**Problem to solve**
Every line with the string "aplicación" should be gathered.

**Given data**
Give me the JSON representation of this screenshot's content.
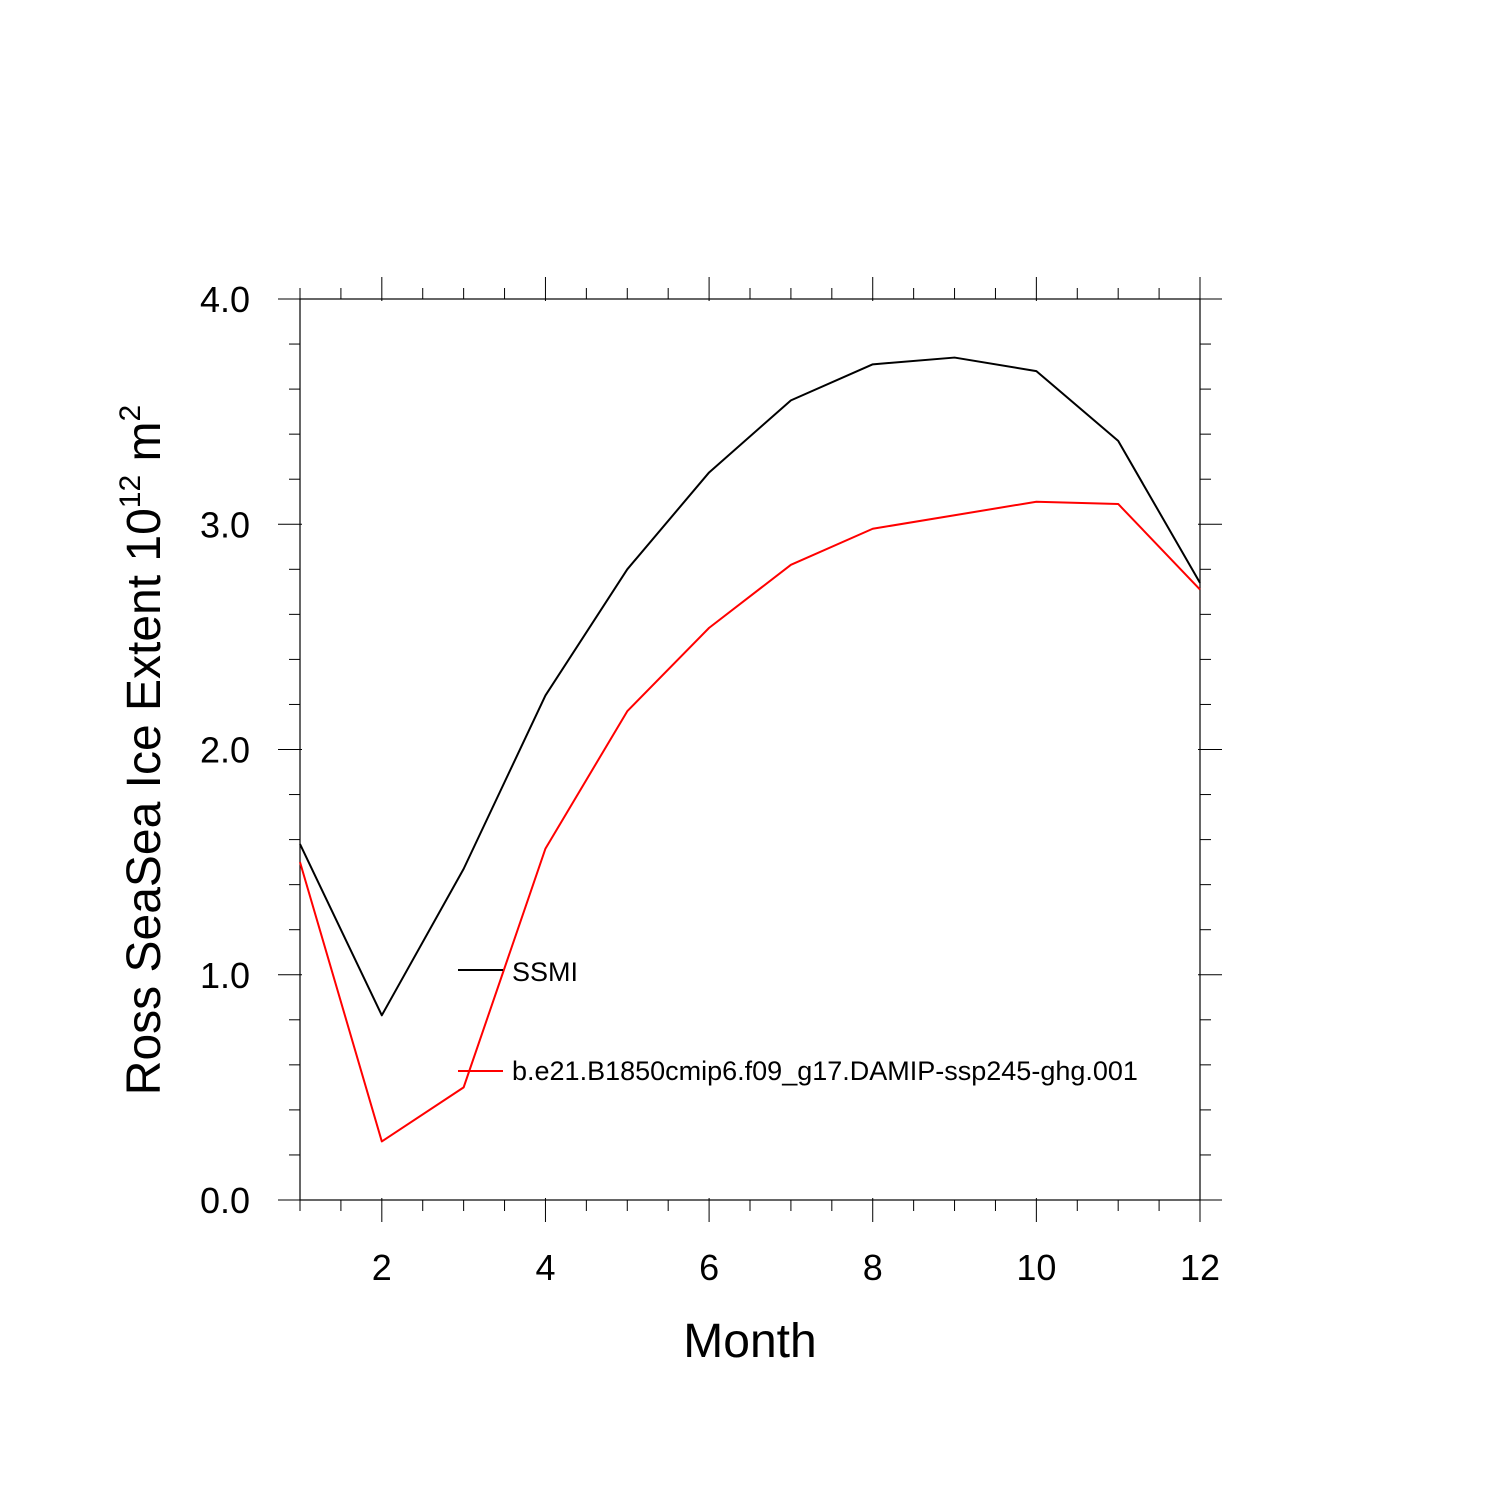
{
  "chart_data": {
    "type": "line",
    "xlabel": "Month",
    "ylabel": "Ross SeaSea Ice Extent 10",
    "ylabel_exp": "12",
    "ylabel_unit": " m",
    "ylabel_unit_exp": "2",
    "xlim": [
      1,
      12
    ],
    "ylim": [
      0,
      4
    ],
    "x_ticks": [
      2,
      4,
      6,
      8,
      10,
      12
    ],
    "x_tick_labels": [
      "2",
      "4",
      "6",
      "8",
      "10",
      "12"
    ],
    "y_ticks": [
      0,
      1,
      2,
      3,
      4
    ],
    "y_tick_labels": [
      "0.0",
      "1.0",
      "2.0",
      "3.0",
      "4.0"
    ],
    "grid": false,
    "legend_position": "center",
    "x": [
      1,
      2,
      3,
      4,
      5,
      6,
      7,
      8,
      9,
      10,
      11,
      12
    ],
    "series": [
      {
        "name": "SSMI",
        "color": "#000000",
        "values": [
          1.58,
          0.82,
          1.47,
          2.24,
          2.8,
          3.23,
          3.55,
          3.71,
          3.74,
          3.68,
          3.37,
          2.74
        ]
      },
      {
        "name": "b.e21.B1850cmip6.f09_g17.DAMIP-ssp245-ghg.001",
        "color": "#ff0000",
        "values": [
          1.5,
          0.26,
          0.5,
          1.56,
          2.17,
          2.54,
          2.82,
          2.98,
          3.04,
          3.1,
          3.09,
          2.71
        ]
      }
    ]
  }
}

* * *

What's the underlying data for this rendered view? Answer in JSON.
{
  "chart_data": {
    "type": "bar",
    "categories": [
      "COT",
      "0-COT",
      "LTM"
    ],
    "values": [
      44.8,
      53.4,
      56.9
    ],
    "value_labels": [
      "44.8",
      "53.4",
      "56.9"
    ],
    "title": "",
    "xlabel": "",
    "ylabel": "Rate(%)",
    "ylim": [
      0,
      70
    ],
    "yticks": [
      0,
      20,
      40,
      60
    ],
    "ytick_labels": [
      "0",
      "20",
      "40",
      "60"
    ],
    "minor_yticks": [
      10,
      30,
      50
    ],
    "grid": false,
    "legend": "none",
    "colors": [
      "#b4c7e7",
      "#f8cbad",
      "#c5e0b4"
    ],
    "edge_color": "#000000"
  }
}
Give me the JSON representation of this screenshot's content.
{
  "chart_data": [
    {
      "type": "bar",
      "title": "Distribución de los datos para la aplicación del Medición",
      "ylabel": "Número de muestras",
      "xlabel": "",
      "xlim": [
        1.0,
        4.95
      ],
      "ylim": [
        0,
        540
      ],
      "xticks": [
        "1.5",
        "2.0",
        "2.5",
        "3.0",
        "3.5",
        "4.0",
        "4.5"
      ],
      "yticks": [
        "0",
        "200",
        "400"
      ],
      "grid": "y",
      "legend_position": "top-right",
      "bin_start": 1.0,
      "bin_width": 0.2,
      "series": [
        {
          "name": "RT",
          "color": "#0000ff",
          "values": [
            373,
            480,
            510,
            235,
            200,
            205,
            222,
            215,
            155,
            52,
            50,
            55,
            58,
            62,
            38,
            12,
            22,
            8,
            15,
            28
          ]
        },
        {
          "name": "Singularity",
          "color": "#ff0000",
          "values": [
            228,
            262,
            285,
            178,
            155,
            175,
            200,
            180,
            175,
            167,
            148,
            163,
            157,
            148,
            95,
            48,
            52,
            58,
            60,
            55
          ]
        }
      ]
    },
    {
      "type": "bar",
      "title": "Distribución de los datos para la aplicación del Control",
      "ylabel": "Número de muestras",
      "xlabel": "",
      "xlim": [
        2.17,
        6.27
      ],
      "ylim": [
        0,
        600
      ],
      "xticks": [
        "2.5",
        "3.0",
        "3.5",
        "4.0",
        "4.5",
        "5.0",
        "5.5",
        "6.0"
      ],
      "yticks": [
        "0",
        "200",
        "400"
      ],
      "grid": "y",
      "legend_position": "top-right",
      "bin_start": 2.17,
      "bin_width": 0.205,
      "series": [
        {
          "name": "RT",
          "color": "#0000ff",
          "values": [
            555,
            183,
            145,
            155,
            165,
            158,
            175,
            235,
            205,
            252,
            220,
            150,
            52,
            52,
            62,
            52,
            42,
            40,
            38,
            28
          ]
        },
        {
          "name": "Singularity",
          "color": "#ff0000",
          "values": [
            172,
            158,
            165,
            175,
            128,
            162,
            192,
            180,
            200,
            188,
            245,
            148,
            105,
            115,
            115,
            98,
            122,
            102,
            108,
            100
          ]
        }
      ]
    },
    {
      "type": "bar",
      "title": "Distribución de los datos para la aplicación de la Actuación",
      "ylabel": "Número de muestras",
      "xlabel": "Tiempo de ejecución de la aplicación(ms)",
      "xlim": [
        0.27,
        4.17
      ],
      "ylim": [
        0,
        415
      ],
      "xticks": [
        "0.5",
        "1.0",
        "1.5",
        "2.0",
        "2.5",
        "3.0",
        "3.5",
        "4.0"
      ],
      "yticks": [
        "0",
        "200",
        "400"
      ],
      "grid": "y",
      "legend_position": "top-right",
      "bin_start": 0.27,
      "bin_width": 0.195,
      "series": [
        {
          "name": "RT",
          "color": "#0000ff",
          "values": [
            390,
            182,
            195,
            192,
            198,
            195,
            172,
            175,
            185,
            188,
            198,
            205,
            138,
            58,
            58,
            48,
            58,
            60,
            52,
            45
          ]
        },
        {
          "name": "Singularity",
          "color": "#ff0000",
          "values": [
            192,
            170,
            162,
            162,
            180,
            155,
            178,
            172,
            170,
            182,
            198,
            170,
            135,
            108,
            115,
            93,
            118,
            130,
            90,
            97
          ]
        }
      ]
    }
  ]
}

* * *

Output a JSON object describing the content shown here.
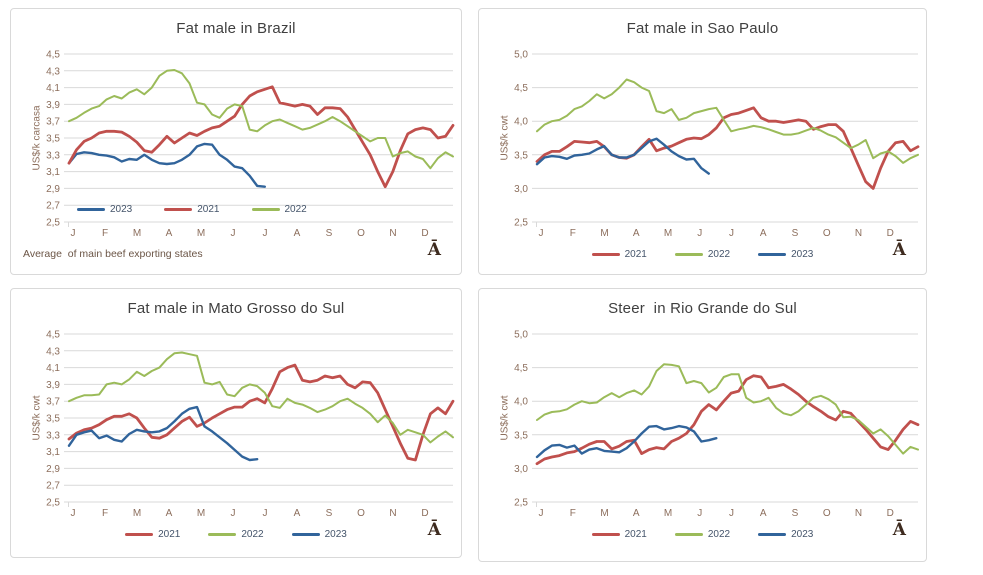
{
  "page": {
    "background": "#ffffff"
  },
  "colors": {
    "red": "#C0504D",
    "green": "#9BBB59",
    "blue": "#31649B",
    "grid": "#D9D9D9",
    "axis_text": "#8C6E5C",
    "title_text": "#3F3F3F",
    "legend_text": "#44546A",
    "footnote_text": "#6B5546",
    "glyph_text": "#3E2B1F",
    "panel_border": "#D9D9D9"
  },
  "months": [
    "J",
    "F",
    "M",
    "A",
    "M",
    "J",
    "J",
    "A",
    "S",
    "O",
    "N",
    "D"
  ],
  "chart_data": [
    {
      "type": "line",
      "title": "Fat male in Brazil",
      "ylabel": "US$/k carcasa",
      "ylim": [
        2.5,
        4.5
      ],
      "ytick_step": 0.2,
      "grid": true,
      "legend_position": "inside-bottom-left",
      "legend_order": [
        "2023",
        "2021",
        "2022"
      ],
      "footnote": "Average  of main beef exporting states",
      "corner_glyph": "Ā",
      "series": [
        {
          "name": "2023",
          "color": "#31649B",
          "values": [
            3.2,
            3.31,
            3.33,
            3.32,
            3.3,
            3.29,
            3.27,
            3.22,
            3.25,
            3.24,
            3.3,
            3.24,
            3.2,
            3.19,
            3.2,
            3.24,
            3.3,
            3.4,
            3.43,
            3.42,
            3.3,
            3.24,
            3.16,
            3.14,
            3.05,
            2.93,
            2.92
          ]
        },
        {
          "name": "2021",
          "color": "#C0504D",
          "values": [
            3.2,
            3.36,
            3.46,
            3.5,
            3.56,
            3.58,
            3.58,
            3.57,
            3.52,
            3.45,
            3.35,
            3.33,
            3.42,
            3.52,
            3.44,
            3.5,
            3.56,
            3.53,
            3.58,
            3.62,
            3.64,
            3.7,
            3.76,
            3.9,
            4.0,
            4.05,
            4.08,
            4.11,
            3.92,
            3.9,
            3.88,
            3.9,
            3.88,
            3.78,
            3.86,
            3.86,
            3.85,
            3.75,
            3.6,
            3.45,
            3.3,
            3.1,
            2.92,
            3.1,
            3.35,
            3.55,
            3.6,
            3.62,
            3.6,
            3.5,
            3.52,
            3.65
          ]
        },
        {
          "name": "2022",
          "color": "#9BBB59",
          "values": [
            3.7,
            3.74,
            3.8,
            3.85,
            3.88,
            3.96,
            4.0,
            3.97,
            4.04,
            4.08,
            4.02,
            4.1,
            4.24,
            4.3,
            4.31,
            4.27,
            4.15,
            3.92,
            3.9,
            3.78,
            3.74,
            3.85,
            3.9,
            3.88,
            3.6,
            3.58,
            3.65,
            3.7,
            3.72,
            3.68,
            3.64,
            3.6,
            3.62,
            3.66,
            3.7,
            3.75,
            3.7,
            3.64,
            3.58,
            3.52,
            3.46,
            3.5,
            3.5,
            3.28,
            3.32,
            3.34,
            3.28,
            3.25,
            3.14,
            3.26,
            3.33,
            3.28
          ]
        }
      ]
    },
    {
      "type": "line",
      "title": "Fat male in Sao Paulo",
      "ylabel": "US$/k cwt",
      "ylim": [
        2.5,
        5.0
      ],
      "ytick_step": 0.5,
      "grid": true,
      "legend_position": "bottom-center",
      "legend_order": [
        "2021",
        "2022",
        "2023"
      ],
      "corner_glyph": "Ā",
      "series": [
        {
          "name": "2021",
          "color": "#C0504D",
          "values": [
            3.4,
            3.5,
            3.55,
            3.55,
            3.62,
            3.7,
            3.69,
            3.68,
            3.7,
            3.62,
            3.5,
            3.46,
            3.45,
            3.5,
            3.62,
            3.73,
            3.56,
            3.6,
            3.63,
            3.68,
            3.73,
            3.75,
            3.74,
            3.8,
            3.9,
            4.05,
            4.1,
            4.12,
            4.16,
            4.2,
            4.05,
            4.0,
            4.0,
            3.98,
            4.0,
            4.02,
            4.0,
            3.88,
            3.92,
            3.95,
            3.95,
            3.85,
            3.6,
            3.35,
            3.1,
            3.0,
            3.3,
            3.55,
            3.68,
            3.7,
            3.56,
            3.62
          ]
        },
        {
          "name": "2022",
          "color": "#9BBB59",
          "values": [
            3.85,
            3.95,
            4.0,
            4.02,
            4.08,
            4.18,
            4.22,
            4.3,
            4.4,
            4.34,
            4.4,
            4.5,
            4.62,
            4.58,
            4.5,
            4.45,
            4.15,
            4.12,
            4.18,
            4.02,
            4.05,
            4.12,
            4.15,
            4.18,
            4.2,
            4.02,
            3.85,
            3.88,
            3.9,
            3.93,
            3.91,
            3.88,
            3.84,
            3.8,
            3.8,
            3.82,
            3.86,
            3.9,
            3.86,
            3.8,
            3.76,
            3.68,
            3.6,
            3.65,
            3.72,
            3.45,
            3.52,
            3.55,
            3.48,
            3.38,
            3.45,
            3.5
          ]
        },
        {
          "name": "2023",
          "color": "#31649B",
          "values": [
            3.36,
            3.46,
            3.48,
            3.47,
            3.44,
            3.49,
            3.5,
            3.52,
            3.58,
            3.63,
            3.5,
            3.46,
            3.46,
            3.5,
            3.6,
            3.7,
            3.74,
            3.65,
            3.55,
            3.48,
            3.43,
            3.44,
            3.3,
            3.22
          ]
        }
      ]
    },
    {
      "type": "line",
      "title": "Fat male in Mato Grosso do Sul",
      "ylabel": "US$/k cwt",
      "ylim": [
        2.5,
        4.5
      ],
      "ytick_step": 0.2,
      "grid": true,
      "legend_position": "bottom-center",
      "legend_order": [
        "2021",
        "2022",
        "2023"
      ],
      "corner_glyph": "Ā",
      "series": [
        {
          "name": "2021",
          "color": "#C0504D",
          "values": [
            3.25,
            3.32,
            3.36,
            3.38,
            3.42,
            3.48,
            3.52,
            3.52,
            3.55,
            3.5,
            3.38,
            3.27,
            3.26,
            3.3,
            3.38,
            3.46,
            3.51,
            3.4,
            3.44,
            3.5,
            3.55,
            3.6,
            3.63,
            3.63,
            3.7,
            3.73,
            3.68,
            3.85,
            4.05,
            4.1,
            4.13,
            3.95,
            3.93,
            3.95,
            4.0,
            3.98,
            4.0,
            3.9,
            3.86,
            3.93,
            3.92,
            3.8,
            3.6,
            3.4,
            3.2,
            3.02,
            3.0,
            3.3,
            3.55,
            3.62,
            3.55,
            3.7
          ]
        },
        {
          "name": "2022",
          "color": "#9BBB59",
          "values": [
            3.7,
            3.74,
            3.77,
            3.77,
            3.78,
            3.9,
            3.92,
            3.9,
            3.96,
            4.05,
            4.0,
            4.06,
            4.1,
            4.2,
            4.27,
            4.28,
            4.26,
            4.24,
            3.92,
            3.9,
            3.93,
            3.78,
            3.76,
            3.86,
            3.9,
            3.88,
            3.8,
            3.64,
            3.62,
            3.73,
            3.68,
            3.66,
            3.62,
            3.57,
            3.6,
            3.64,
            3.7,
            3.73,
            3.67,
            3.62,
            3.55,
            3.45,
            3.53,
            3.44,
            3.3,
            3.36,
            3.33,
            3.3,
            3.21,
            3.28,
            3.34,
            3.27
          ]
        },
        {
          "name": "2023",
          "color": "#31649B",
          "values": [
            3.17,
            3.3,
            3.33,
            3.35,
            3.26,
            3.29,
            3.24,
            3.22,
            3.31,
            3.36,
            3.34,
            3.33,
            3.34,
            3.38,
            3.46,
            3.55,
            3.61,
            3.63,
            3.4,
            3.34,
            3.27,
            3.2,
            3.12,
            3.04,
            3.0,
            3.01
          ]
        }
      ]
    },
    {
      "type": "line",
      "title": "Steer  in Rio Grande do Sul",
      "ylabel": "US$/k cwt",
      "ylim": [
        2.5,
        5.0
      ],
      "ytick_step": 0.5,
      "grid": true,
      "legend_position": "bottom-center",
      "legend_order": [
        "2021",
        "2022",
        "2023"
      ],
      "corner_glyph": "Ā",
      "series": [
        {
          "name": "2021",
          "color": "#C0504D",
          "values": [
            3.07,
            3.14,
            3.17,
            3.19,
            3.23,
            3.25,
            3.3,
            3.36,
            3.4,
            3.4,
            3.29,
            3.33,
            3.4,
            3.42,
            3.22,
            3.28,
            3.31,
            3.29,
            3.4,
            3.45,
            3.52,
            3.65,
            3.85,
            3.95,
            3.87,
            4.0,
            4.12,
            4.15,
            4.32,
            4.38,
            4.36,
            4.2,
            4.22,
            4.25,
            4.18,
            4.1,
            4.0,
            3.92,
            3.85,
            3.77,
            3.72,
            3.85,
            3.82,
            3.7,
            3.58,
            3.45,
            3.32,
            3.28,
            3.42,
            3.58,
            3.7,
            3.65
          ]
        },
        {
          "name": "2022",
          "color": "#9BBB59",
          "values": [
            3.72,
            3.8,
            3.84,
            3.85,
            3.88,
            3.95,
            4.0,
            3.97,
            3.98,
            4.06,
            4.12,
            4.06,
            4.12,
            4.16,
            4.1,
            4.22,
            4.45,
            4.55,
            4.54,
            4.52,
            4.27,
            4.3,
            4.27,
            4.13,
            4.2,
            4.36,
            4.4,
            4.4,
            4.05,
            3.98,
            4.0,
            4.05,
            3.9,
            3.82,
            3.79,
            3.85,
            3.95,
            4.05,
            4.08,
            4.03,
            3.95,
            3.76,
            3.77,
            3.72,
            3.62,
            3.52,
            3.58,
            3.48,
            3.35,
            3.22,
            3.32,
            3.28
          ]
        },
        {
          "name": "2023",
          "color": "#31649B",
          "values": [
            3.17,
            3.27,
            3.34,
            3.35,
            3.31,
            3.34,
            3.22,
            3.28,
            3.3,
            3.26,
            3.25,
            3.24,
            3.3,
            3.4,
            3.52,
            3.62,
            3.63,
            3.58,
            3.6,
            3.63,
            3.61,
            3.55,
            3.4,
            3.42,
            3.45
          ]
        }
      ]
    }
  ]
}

**Task output**
      "title": "Distribución de los datos para la aplicación del Medición",
      "title": "Distribución de los datos para la aplicación del Control",
      "title": "Distribución de los datos para la aplicación de la Actuación",
      "xlabel": "Tiempo de ejecución de la aplicación(ms)",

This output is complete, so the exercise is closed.